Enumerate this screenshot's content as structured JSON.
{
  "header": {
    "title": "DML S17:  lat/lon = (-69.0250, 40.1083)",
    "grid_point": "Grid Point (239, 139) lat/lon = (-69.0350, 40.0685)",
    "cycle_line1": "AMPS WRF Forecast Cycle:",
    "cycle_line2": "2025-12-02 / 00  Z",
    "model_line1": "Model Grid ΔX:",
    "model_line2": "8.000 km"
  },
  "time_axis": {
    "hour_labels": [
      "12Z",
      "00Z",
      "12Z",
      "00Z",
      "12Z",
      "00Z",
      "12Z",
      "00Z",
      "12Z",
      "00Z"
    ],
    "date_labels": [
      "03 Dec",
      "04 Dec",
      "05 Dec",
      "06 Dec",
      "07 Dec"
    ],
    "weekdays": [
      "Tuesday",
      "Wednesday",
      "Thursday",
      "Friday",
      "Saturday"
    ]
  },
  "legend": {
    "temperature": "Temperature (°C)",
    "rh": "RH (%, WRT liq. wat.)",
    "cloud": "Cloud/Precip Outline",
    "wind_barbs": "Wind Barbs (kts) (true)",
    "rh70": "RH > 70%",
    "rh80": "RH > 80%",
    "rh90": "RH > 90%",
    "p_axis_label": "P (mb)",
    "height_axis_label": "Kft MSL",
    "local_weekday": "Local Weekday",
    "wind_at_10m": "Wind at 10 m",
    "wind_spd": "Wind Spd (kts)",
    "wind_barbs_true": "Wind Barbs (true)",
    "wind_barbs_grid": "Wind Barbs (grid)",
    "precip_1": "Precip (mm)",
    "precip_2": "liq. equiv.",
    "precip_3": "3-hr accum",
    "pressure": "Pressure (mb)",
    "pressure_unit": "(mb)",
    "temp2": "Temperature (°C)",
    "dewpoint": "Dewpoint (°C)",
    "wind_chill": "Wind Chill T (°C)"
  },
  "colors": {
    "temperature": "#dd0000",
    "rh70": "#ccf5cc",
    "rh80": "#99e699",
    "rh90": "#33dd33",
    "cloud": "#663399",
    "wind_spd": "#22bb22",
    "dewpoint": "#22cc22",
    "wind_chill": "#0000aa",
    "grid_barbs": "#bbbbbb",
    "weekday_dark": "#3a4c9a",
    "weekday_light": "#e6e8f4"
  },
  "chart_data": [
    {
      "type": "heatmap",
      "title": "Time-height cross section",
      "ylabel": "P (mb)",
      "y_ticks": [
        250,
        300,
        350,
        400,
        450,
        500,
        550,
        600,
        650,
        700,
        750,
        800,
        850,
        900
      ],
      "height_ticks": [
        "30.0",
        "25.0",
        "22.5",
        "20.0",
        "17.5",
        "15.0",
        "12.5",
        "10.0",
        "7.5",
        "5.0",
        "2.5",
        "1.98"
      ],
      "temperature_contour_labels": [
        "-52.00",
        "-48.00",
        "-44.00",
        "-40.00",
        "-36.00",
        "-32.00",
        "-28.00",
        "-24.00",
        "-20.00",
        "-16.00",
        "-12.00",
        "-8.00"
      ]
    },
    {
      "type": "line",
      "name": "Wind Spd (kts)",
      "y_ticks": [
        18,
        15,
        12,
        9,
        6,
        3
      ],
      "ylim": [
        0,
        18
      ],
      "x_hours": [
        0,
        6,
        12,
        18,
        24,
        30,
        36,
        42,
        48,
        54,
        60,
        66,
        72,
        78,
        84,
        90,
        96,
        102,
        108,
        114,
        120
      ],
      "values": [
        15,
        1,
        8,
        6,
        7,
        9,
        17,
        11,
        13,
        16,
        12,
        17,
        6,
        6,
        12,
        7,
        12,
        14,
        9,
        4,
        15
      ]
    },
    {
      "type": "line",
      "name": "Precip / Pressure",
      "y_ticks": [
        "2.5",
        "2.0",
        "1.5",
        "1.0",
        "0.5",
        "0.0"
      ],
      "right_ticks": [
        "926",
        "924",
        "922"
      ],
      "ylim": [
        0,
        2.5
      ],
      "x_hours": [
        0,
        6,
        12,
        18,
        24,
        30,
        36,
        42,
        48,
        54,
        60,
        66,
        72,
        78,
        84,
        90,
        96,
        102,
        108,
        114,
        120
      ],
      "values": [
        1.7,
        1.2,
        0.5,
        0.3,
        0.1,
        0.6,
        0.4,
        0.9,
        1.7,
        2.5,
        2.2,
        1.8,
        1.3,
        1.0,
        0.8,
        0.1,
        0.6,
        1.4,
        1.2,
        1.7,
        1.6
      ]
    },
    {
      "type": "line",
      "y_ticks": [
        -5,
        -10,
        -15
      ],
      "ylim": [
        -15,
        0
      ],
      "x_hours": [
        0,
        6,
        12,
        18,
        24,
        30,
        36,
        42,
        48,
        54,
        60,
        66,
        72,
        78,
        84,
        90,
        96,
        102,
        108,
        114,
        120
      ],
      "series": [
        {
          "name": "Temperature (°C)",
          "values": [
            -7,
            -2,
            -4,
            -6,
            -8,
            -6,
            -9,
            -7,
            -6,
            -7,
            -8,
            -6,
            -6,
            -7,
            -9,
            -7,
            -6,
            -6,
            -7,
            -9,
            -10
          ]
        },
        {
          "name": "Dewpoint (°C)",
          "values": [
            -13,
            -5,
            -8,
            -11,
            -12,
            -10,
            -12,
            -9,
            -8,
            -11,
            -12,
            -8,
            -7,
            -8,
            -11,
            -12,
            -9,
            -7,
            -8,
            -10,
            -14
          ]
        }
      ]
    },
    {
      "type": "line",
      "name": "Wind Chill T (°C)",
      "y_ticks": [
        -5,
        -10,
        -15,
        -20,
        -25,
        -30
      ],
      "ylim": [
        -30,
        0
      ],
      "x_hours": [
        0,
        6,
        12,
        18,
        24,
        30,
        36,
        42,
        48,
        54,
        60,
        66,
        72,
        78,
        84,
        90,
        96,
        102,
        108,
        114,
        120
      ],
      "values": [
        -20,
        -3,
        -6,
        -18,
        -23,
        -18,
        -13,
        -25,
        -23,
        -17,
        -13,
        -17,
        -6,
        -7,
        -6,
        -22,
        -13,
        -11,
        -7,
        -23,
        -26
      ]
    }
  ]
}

※ ※ ※

**Requirements:** Wherever "true" shows up in a line, copy that line.

**Finished exercise:**
    "wind_barbs": "Wind Barbs (kts) (true)",
    "wind_barbs_true": "Wind Barbs (true)",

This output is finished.